**The request:** Output all lines exactly.

** Start of Entries **

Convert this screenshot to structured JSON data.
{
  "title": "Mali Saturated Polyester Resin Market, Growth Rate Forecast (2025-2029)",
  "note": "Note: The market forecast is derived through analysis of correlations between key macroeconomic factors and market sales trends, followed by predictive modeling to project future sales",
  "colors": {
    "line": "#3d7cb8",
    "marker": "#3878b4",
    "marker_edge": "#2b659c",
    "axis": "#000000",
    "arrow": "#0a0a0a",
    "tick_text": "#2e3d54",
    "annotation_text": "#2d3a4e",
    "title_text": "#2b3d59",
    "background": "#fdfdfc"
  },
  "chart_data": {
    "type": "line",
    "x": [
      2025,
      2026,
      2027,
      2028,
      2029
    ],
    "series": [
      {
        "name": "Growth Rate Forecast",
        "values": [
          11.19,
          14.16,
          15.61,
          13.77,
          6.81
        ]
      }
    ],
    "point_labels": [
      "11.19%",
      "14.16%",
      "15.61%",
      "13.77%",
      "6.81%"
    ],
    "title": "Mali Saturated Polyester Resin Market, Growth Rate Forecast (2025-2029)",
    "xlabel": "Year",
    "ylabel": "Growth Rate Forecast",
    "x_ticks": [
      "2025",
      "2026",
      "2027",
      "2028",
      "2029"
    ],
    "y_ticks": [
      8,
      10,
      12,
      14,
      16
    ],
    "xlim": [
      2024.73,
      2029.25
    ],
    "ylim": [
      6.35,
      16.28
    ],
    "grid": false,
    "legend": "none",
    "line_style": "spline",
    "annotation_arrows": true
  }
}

** End of Entries **

**Expected answer:**
Convert this screenshot to structured JSON data.
{
  "title": "Mali Saturated Polyester Resin Market, Growth Rate Forecast (2025-2029)",
  "note": "Note: The market forecast is derived through analysis of correlations between key macroeconomic factors and market sales trends, followed by predictive modeling to project future sales",
  "colors": {
    "line": "#3d7cb8",
    "marker": "#3878b4",
    "marker_edge": "#2b659c",
    "axis": "#000000",
    "arrow": "#0a0a0a",
    "tick_text": "#2e3d54",
    "annotation_text": "#2d3a4e",
    "title_text": "#2b3d59",
    "background": "#fdfdfc"
  },
  "chart_data": {
    "type": "line",
    "x": [
      2025,
      2026,
      2027,
      2028,
      2029
    ],
    "series": [
      {
        "name": "Growth Rate Forecast",
        "values": [
          11.19,
          14.16,
          15.61,
          13.77,
          6.81
        ]
      }
    ],
    "point_labels": [
      "11.19%",
      "14.16%",
      "15.61%",
      "13.77%",
      "6.81%"
    ],
    "title": "Mali Saturated Polyester Resin Market, Growth Rate Forecast (2025-2029)",
    "xlabel": "Year",
    "ylabel": "Growth Rate Forecast",
    "x_ticks": [
      "2025",
      "2026",
      "2027",
      "2028",
      "2029"
    ],
    "y_ticks": [
      8,
      10,
      12,
      14,
      16
    ],
    "xlim": [
      2024.73,
      2029.25
    ],
    "ylim": [
      6.35,
      16.28
    ],
    "grid": false,
    "legend": "none",
    "line_style": "spline",
    "annotation_arrows": true
  }
}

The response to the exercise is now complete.